Would you repeat the listing exactly but omit every picture?

[Begin]

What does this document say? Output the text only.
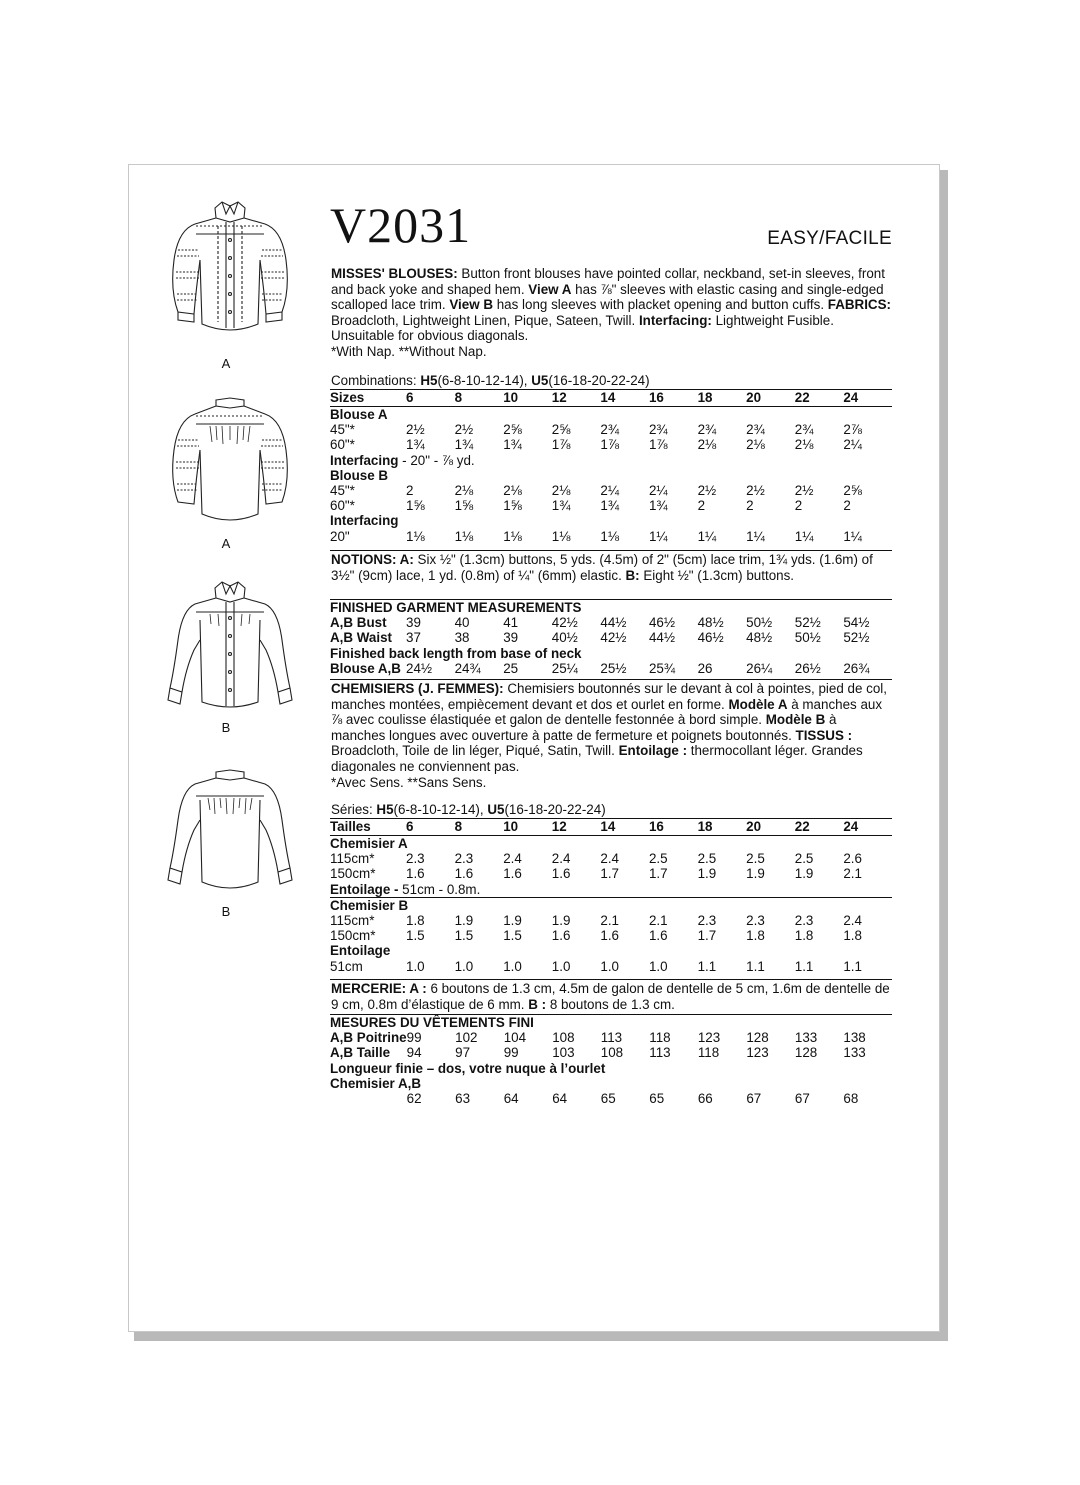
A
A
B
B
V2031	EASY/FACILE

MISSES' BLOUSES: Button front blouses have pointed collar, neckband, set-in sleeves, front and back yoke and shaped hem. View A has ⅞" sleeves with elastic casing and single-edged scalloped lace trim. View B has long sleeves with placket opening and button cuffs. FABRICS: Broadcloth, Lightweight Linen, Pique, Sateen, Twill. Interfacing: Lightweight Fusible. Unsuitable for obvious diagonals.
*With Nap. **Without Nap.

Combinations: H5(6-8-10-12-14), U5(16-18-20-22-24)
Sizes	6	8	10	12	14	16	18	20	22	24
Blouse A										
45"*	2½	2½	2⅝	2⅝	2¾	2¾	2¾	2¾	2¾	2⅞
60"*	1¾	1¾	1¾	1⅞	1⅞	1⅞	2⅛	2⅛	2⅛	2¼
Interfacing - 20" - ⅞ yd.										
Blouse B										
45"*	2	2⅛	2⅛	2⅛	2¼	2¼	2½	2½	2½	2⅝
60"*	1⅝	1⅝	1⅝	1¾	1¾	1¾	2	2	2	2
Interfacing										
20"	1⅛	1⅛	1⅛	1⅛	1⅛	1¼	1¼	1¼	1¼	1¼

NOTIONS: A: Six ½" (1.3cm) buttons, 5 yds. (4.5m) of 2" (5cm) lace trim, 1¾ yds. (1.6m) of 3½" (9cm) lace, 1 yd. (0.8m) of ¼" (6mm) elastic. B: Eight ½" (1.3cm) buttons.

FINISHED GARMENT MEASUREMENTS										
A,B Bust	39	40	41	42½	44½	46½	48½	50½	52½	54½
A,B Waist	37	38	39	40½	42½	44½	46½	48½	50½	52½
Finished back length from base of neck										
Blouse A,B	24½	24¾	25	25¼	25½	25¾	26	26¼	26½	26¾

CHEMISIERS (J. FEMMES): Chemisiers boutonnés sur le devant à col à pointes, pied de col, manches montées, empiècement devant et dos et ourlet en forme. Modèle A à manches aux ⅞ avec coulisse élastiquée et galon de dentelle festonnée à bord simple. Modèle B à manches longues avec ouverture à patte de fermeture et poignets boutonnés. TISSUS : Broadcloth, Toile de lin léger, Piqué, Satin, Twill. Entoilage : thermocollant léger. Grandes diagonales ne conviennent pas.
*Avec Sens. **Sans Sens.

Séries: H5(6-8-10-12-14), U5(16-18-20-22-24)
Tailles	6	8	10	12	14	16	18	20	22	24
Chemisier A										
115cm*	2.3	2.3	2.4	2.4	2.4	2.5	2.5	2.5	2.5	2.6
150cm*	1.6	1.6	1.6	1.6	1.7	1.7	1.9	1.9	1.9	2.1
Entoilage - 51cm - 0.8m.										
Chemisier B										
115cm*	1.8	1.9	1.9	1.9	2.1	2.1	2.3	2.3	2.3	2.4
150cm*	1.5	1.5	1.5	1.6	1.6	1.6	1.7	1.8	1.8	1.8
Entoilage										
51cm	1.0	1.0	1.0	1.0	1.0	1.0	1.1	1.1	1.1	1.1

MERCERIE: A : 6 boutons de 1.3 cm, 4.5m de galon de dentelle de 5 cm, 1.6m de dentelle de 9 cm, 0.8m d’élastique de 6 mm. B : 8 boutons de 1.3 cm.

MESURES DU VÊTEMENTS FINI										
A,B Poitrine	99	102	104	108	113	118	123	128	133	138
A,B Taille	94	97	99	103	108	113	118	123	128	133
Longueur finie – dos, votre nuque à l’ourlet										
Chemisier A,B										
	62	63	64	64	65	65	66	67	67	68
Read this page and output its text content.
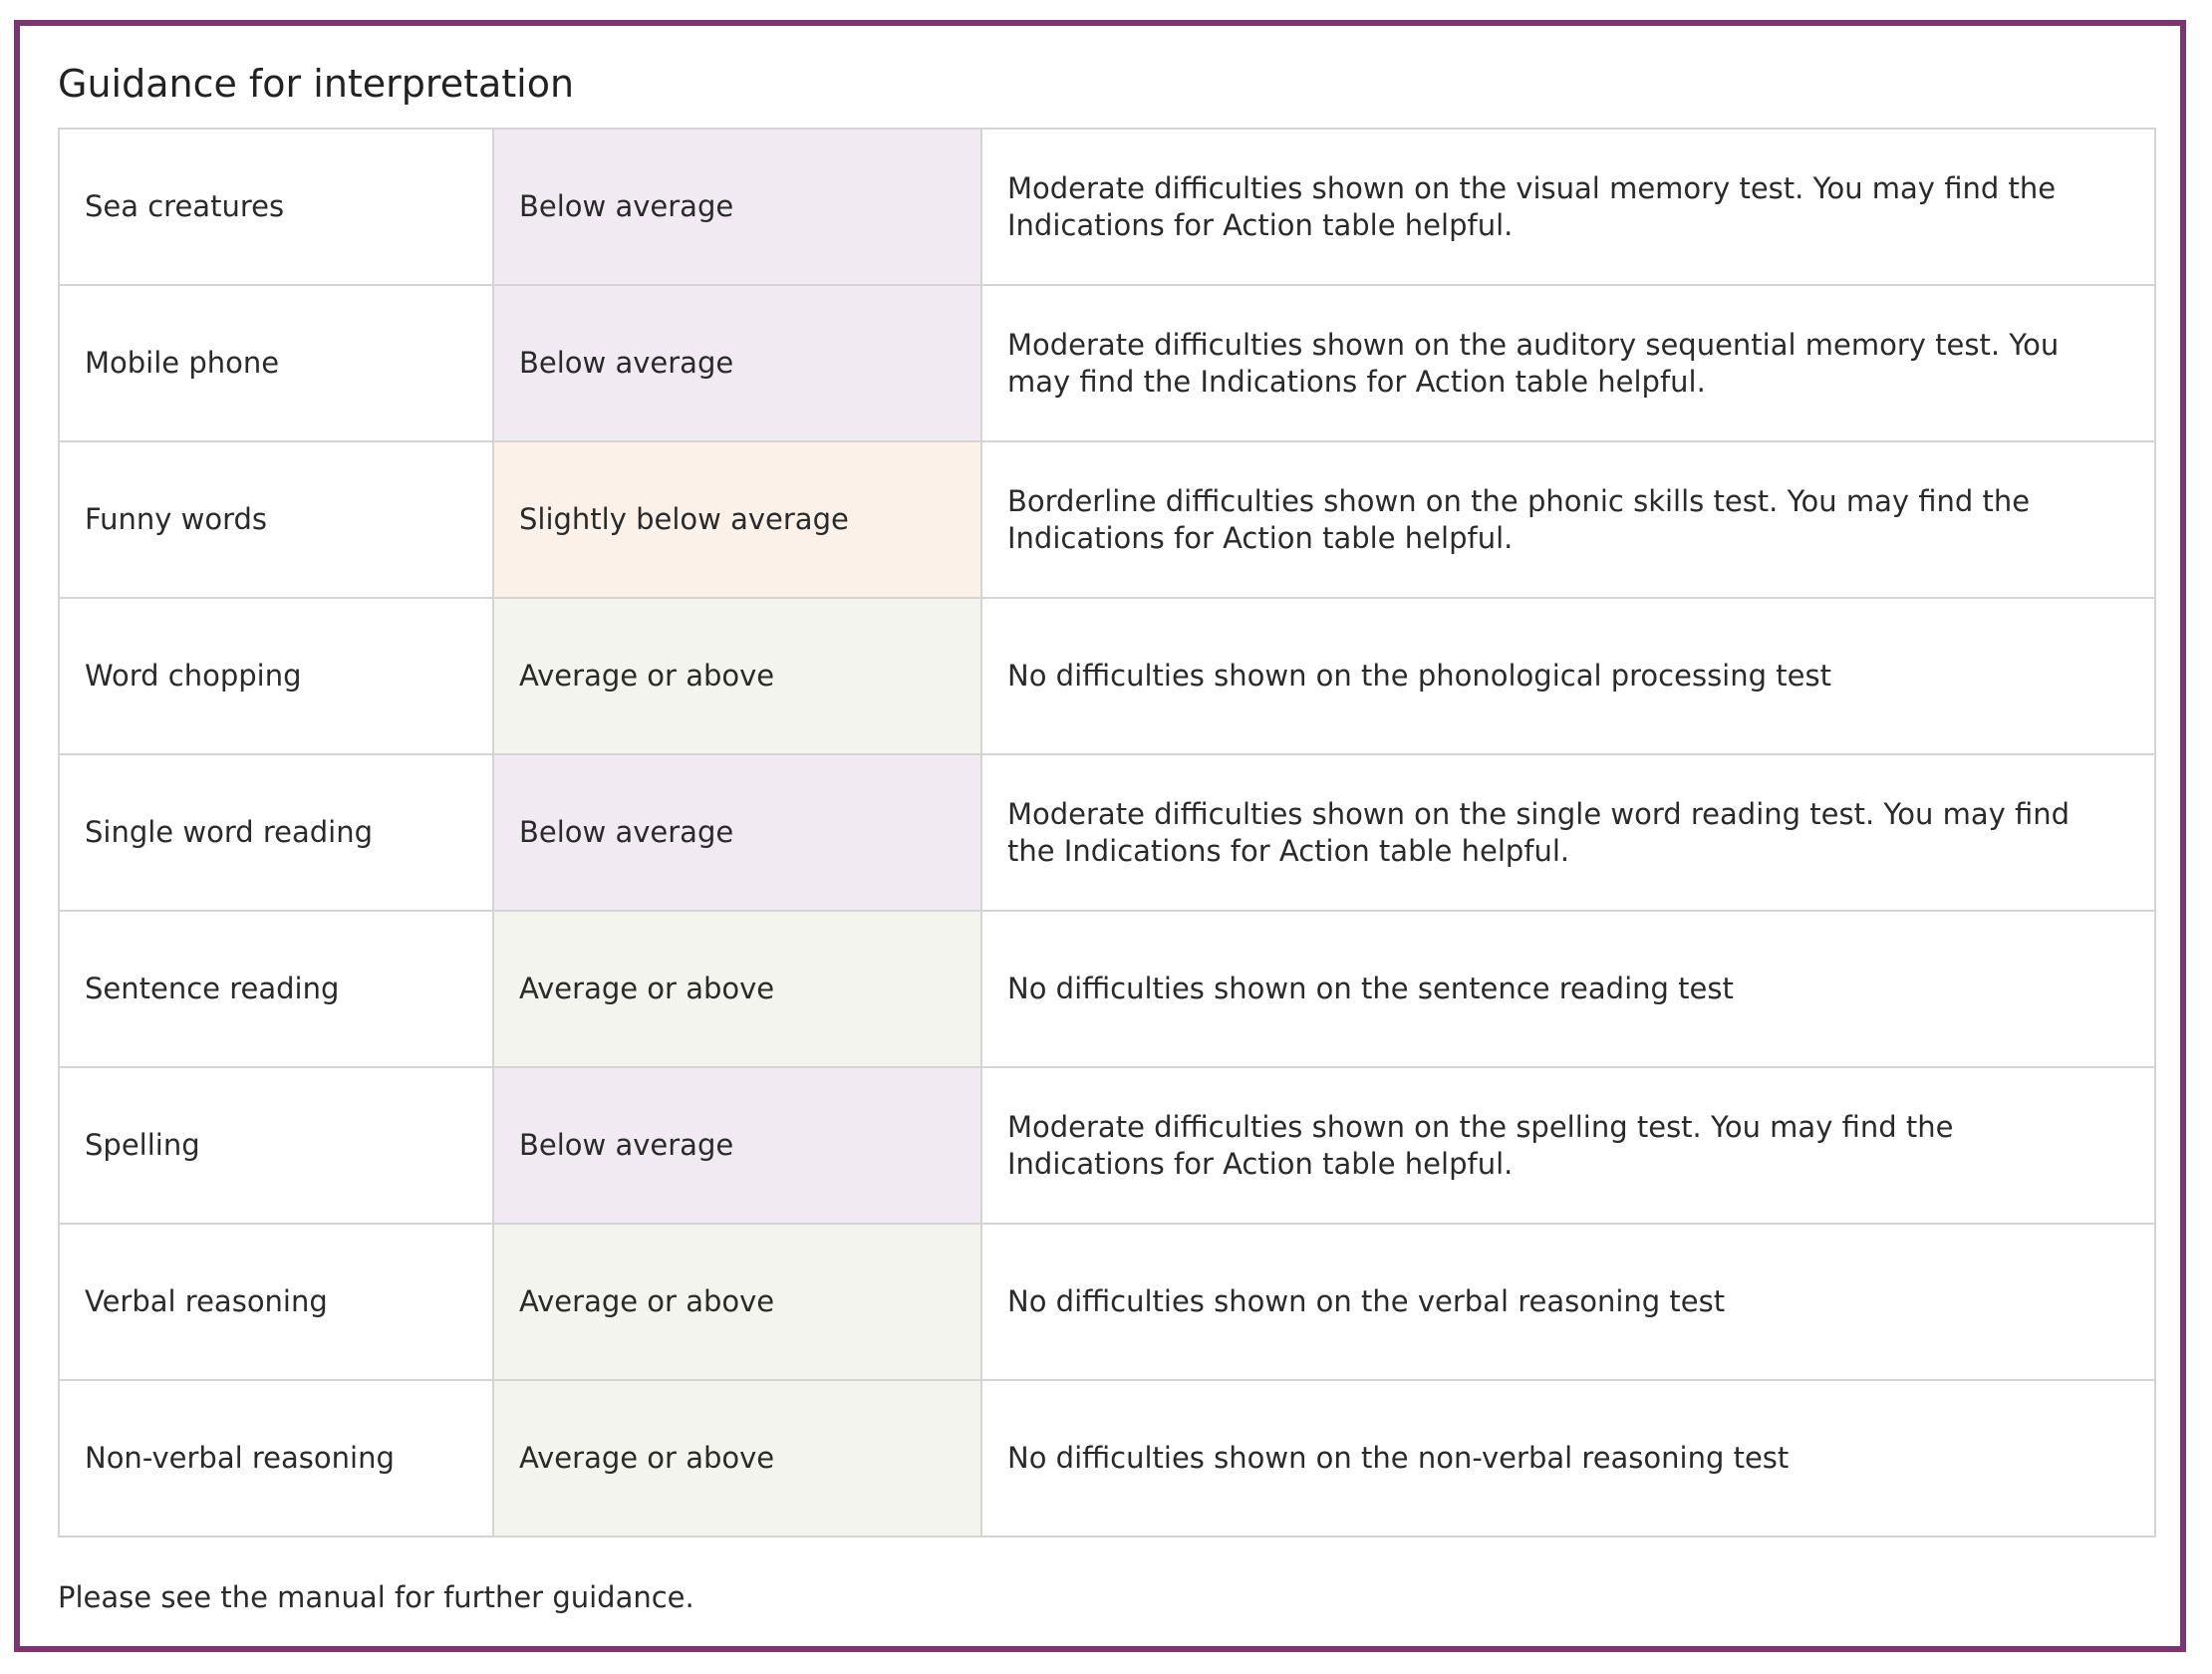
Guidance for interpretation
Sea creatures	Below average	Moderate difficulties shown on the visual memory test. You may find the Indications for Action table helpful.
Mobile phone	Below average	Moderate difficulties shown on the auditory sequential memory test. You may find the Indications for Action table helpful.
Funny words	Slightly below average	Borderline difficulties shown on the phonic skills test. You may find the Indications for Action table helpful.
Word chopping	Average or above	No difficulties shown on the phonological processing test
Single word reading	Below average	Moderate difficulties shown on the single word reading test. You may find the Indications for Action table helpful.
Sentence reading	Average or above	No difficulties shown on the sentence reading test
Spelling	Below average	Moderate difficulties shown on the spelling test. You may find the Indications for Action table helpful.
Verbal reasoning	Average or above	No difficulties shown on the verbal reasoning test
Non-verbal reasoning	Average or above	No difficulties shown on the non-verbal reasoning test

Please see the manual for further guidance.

[End]

- RESPONSE TO THE TASK -
What does this document say? Output the text only.
A
A
B
B
V2031	EASY/FACILE

MISSES' BLOUSES: Button front blouses have pointed collar, neckband, set-in sleeves, front and back yoke and shaped hem. View A has ⅞" sleeves with elastic casing and single-edged scalloped lace trim. View B has long sleeves with placket opening and button cuffs. FABRICS: Broadcloth, Lightweight Linen, Pique, Sateen, Twill. Interfacing: Lightweight Fusible. Unsuitable for obvious diagonals.
*With Nap. **Without Nap.

Combinations: H5(6-8-10-12-14), U5(16-18-20-22-24)
Sizes	6	8	10	12	14	16	18	20	22	24
Blouse A										
45"*	2½	2½	2⅝	2⅝	2¾	2¾	2¾	2¾	2¾	2⅞
60"*	1¾	1¾	1¾	1⅞	1⅞	1⅞	2⅛	2⅛	2⅛	2¼
Interfacing - 20" - ⅞ yd.										
Blouse B										
45"*	2	2⅛	2⅛	2⅛	2¼	2¼	2½	2½	2½	2⅝
60"*	1⅝	1⅝	1⅝	1¾	1¾	1¾	2	2	2	2
Interfacing										
20"	1⅛	1⅛	1⅛	1⅛	1⅛	1¼	1¼	1¼	1¼	1¼

NOTIONS: A: Six ½" (1.3cm) buttons, 5 yds. (4.5m) of 2" (5cm) lace trim, 1¾ yds. (1.6m) of 3½" (9cm) lace, 1 yd. (0.8m) of ¼" (6mm) elastic. B: Eight ½" (1.3cm) buttons.

FINISHED GARMENT MEASUREMENTS										
A,B Bust	39	40	41	42½	44½	46½	48½	50½	52½	54½
A,B Waist	37	38	39	40½	42½	44½	46½	48½	50½	52½
Finished back length from base of neck										
Blouse A,B	24½	24¾	25	25¼	25½	25¾	26	26¼	26½	26¾

CHEMISIERS (J. FEMMES): Chemisiers boutonnés sur le devant à col à pointes, pied de col, manches montées, empiècement devant et dos et ourlet en forme. Modèle A à manches aux ⅞ avec coulisse élastiquée et galon de dentelle festonnée à bord simple. Modèle B à manches longues avec ouverture à patte de fermeture et poignets boutonnés. TISSUS : Broadcloth, Toile de lin léger, Piqué, Satin, Twill. Entoilage : thermocollant léger. Grandes diagonales ne conviennent pas.
*Avec Sens. **Sans Sens.

Séries: H5(6-8-10-12-14), U5(16-18-20-22-24)
Tailles	6	8	10	12	14	16	18	20	22	24
Chemisier A										
115cm*	2.3	2.3	2.4	2.4	2.4	2.5	2.5	2.5	2.5	2.6
150cm*	1.6	1.6	1.6	1.6	1.7	1.7	1.9	1.9	1.9	2.1
Entoilage - 51cm - 0.8m.										
Chemisier B										
115cm*	1.8	1.9	1.9	1.9	2.1	2.1	2.3	2.3	2.3	2.4
150cm*	1.5	1.5	1.5	1.6	1.6	1.6	1.7	1.8	1.8	1.8
Entoilage										
51cm	1.0	1.0	1.0	1.0	1.0	1.0	1.1	1.1	1.1	1.1

MERCERIE: A : 6 boutons de 1.3 cm, 4.5m de galon de dentelle de 5 cm, 1.6m de dentelle de 9 cm, 0.8m d’élastique de 6 mm. B : 8 boutons de 1.3 cm.

MESURES DU VÊTEMENTS FINI										
A,B Poitrine	99	102	104	108	113	118	123	128	133	138
A,B Taille	94	97	99	103	108	113	118	123	128	133
Longueur finie – dos, votre nuque à l’ourlet										
Chemisier A,B										
	62	63	64	64	65	65	66	67	67	68
Read this page and output its text content.
Guidance for interpretation
Sea creatures	Below average	Moderate difficulties shown on the visual memory test. You may find the Indications for Action table helpful.
Mobile phone	Below average	Moderate difficulties shown on the auditory sequential memory test. You may find the Indications for Action table helpful.
Funny words	Slightly below average	Borderline difficulties shown on the phonic skills test. You may find the Indications for Action table helpful.
Word chopping	Average or above	No difficulties shown on the phonological processing test
Single word reading	Below average	Moderate difficulties shown on the single word reading test. You may find the Indications for Action table helpful.
Sentence reading	Average or above	No difficulties shown on the sentence reading test
Spelling	Below average	Moderate difficulties shown on the spelling test. You may find the Indications for Action table helpful.
Verbal reasoning	Average or above	No difficulties shown on the verbal reasoning test
Non-verbal reasoning	Average or above	No difficulties shown on the non-verbal reasoning test

Please see the manual for further guidance.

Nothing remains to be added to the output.